[Data shown]
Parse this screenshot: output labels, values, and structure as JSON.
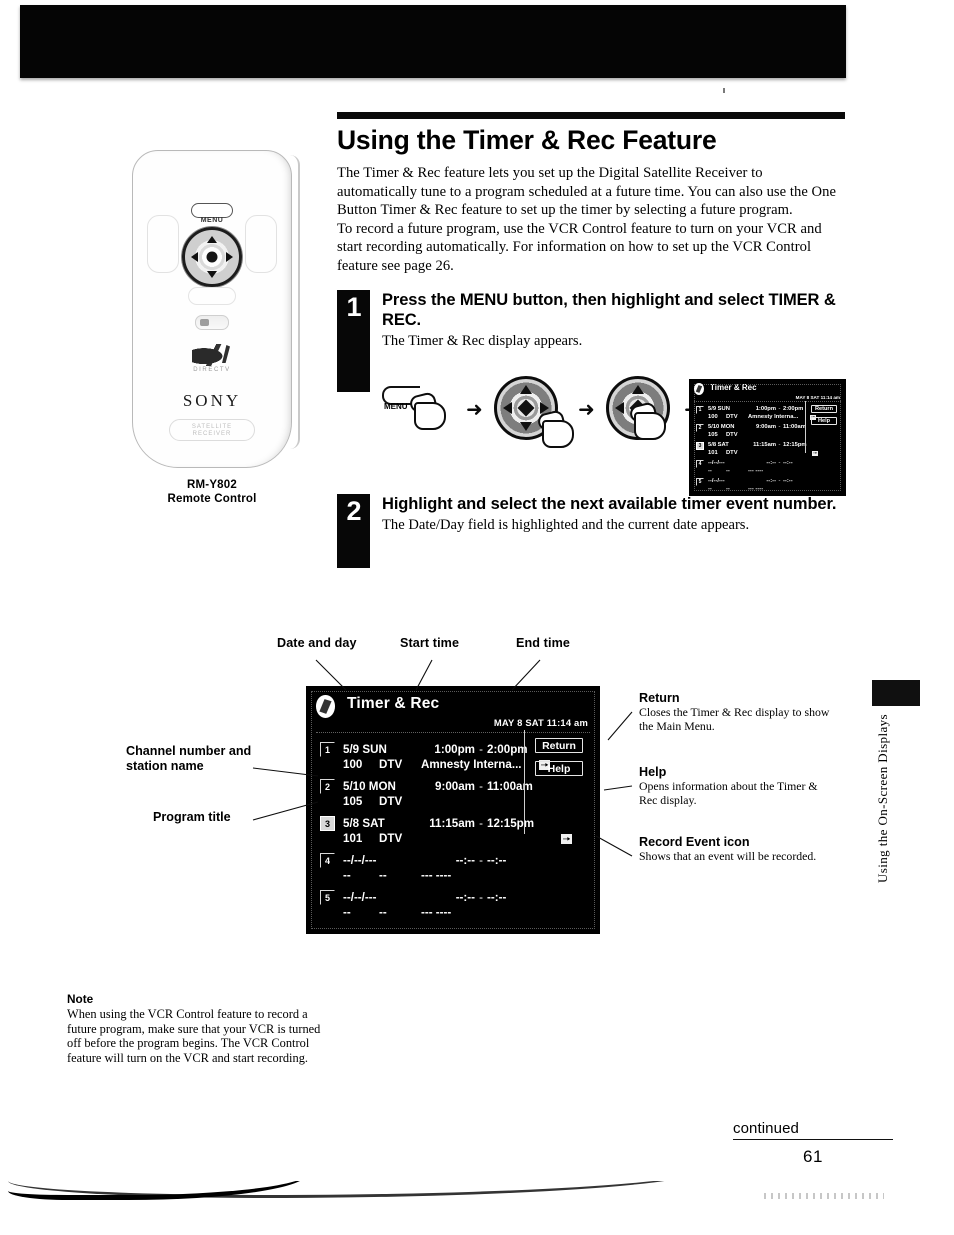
{
  "page": {
    "title": "Using the Timer & Rec Feature",
    "number": "61",
    "continued_label": "continued",
    "side_tab_label": "Using the On-Screen Displays"
  },
  "intro": {
    "paragraph1": "The Timer & Rec feature lets you set up the Digital Satellite Receiver to automatically tune to a program scheduled at a future time. You can also use the One Button Timer & Rec feature to set up the timer by selecting a future program.",
    "paragraph2": "To record a future program, use the VCR Control feature to turn on your VCR and start recording automatically. For information on how to set up the VCR Control feature see page 26."
  },
  "remote": {
    "model": "RM-Y802",
    "caption": "Remote Control",
    "menu_button_label": "MENU",
    "brand": "SONY",
    "sub_brand": "DIRECTV",
    "receiver_plate_line1": "SATELLITE",
    "receiver_plate_line2": "RECEIVER"
  },
  "steps": [
    {
      "number": "1",
      "heading": "Press the MENU button, then highlight and select TIMER & REC.",
      "subtext": "The Timer & Rec display appears.",
      "sequence": {
        "menu_label": "MENU",
        "arrow": "➜"
      }
    },
    {
      "number": "2",
      "heading": "Highlight and select the next available timer event number.",
      "subtext": "The Date/Day field is highlighted and the current date appears."
    }
  ],
  "osd": {
    "logo_name": "directv-logo-icon",
    "title": "Timer & Rec",
    "clock": "MAY  8 SAT 11:14 am",
    "buttons": [
      {
        "label": "Return"
      },
      {
        "label": "Help"
      }
    ],
    "rows": [
      {
        "num": "1",
        "selected": false,
        "date": "5/9 SUN",
        "channel": "100",
        "network": "DTV",
        "start": "1:00pm",
        "dash": "-",
        "end": "2:00pm",
        "program": "Amnesty Interna...",
        "rec_icon": true,
        "rec_icon_inline": true
      },
      {
        "num": "2",
        "selected": false,
        "date": "5/10 MON",
        "channel": "105",
        "network": "DTV",
        "start": "9:00am",
        "dash": "-",
        "end": "11:00am",
        "program": "",
        "rec_icon": false,
        "rec_icon_inline": false
      },
      {
        "num": "3",
        "selected": true,
        "date": "5/8 SAT",
        "channel": "101",
        "network": "DTV",
        "start": "11:15am",
        "dash": "-",
        "end": "12:15pm",
        "program": "",
        "rec_icon": true,
        "rec_icon_inline": false
      },
      {
        "num": "4",
        "selected": false,
        "date": "--/--/---",
        "channel": "--",
        "network": "--",
        "start": "--:--",
        "dash": "-",
        "end": "--:--",
        "program": "--- ----",
        "rec_icon": false,
        "rec_icon_inline": false
      },
      {
        "num": "5",
        "selected": false,
        "date": "--/--/---",
        "channel": "--",
        "network": "--",
        "start": "--:--",
        "dash": "-",
        "end": "--:--",
        "program": "--- ----",
        "rec_icon": false,
        "rec_icon_inline": false
      }
    ]
  },
  "callouts": {
    "top": [
      {
        "label": "Date and day"
      },
      {
        "label": "Start time"
      },
      {
        "label": "End time"
      }
    ],
    "left": [
      {
        "label": "Channel number and\nstation name"
      },
      {
        "label": "Program title"
      }
    ],
    "right": [
      {
        "title": "Return",
        "desc": "Closes the Timer & Rec display to show the Main Menu."
      },
      {
        "title": "Help",
        "desc": "Opens information about the Timer & Rec display."
      },
      {
        "title": "Record Event icon",
        "desc": "Shows that an event will be recorded."
      }
    ]
  },
  "note": {
    "title": "Note",
    "body": "When using the VCR Control feature  to record a future program, make sure that your VCR is turned off before the program begins. The VCR Control feature will turn on the VCR and start recording."
  }
}
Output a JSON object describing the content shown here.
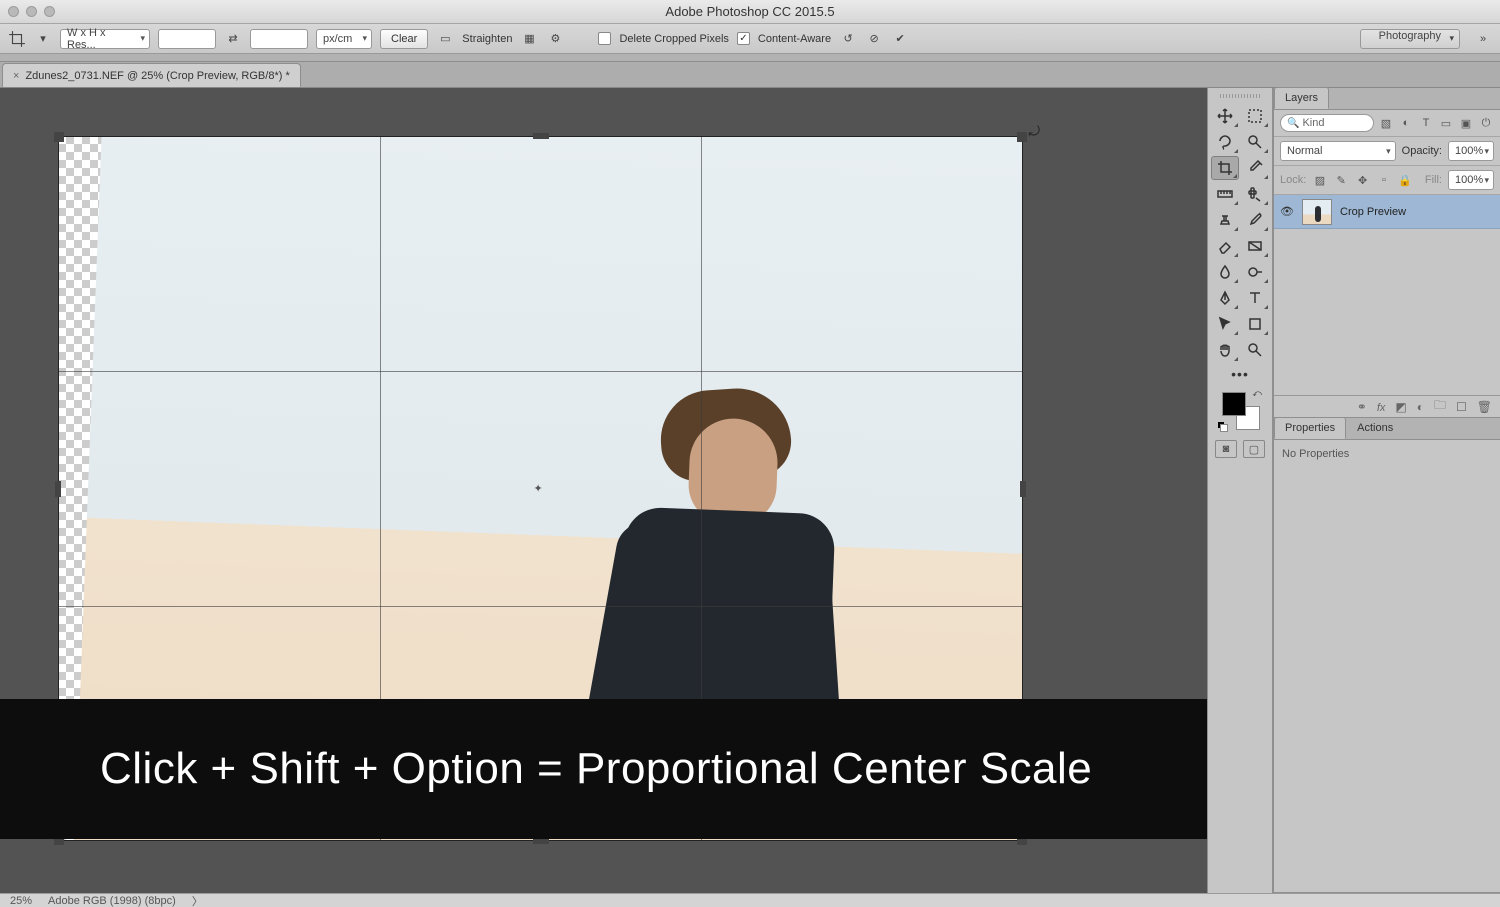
{
  "app": {
    "title": "Adobe Photoshop CC 2015.5"
  },
  "options": {
    "ratio_preset": "W x H x Res...",
    "units": "px/cm",
    "clear": "Clear",
    "straighten": "Straighten",
    "delete_cropped": "Delete Cropped Pixels",
    "content_aware": "Content-Aware",
    "workspace": "Photography"
  },
  "document": {
    "tab_title": "Zdunes2_0731.NEF @ 25% (Crop Preview, RGB/8*) *"
  },
  "layers_panel": {
    "tab": "Layers",
    "filter_placeholder": "Kind",
    "blend_mode": "Normal",
    "opacity_label": "Opacity:",
    "opacity_value": "100%",
    "lock_label": "Lock:",
    "fill_label": "Fill:",
    "fill_value": "100%",
    "layer_name": "Crop Preview"
  },
  "props_panel": {
    "tab_properties": "Properties",
    "tab_actions": "Actions",
    "empty": "No Properties"
  },
  "status": {
    "zoom": "25%",
    "profile": "Adobe RGB (1998) (8bpc)"
  },
  "caption": "Click + Shift + Option = Proportional Center Scale"
}
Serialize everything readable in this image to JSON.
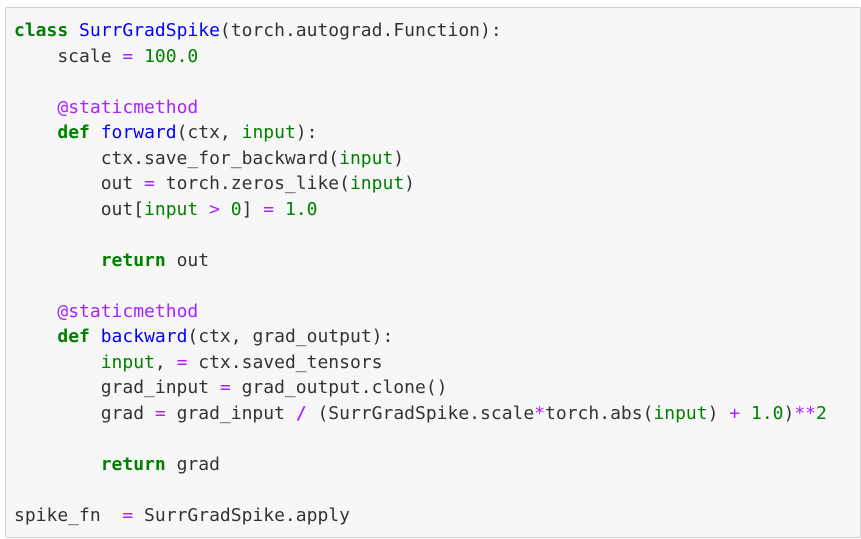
{
  "lines": [
    [
      {
        "t": "class",
        "c": "kw"
      },
      {
        "t": " ",
        "c": ""
      },
      {
        "t": "SurrGradSpike",
        "c": "cls"
      },
      {
        "t": "(torch.autograd.Function):",
        "c": ""
      }
    ],
    [
      {
        "t": "    scale ",
        "c": ""
      },
      {
        "t": "=",
        "c": "op"
      },
      {
        "t": " ",
        "c": ""
      },
      {
        "t": "100.0",
        "c": "num"
      }
    ],
    [],
    [
      {
        "t": "    ",
        "c": ""
      },
      {
        "t": "@staticmethod",
        "c": "deco"
      }
    ],
    [
      {
        "t": "    ",
        "c": ""
      },
      {
        "t": "def",
        "c": "kw"
      },
      {
        "t": " ",
        "c": ""
      },
      {
        "t": "forward",
        "c": "fn"
      },
      {
        "t": "(ctx, ",
        "c": ""
      },
      {
        "t": "input",
        "c": "bi"
      },
      {
        "t": "):",
        "c": ""
      }
    ],
    [
      {
        "t": "        ctx.save_for_backward(",
        "c": ""
      },
      {
        "t": "input",
        "c": "bi"
      },
      {
        "t": ")",
        "c": ""
      }
    ],
    [
      {
        "t": "        out ",
        "c": ""
      },
      {
        "t": "=",
        "c": "op"
      },
      {
        "t": " torch.zeros_like(",
        "c": ""
      },
      {
        "t": "input",
        "c": "bi"
      },
      {
        "t": ")",
        "c": ""
      }
    ],
    [
      {
        "t": "        out[",
        "c": ""
      },
      {
        "t": "input",
        "c": "bi"
      },
      {
        "t": " ",
        "c": ""
      },
      {
        "t": ">",
        "c": "op"
      },
      {
        "t": " ",
        "c": ""
      },
      {
        "t": "0",
        "c": "num"
      },
      {
        "t": "] ",
        "c": ""
      },
      {
        "t": "=",
        "c": "op"
      },
      {
        "t": " ",
        "c": ""
      },
      {
        "t": "1.0",
        "c": "num"
      }
    ],
    [],
    [
      {
        "t": "        ",
        "c": ""
      },
      {
        "t": "return",
        "c": "kw"
      },
      {
        "t": " out",
        "c": ""
      }
    ],
    [],
    [
      {
        "t": "    ",
        "c": ""
      },
      {
        "t": "@staticmethod",
        "c": "deco"
      }
    ],
    [
      {
        "t": "    ",
        "c": ""
      },
      {
        "t": "def",
        "c": "kw"
      },
      {
        "t": " ",
        "c": ""
      },
      {
        "t": "backward",
        "c": "fn"
      },
      {
        "t": "(ctx, grad_output):",
        "c": ""
      }
    ],
    [
      {
        "t": "        ",
        "c": ""
      },
      {
        "t": "input",
        "c": "bi"
      },
      {
        "t": ", ",
        "c": ""
      },
      {
        "t": "=",
        "c": "op"
      },
      {
        "t": " ctx.saved_tensors",
        "c": ""
      }
    ],
    [
      {
        "t": "        grad_input ",
        "c": ""
      },
      {
        "t": "=",
        "c": "op"
      },
      {
        "t": " grad_output.clone()",
        "c": ""
      }
    ],
    [
      {
        "t": "        grad ",
        "c": ""
      },
      {
        "t": "=",
        "c": "op"
      },
      {
        "t": " grad_input ",
        "c": ""
      },
      {
        "t": "/",
        "c": "opb"
      },
      {
        "t": " (SurrGradSpike.scale",
        "c": ""
      },
      {
        "t": "*",
        "c": "op"
      },
      {
        "t": "torch.abs(",
        "c": ""
      },
      {
        "t": "input",
        "c": "bi"
      },
      {
        "t": ") ",
        "c": ""
      },
      {
        "t": "+",
        "c": "op"
      },
      {
        "t": " ",
        "c": ""
      },
      {
        "t": "1.0",
        "c": "num"
      },
      {
        "t": ")",
        "c": ""
      },
      {
        "t": "**",
        "c": "op"
      },
      {
        "t": "2",
        "c": "num"
      }
    ],
    [],
    [
      {
        "t": "        ",
        "c": ""
      },
      {
        "t": "return",
        "c": "kw"
      },
      {
        "t": " grad",
        "c": ""
      }
    ],
    [],
    [
      {
        "t": "spike_fn  ",
        "c": ""
      },
      {
        "t": "=",
        "c": "op"
      },
      {
        "t": " SurrGradSpike.apply",
        "c": ""
      }
    ]
  ]
}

[What you have to do] Gather up every line from the listing above in which the word "number" occurs.

[Exercise response]
    "number": "61",
      "number": "1",
      "number": "2",
      "heading": "Highlight and select the next available timer event number.",
        "label": "Channel number and\nstation name"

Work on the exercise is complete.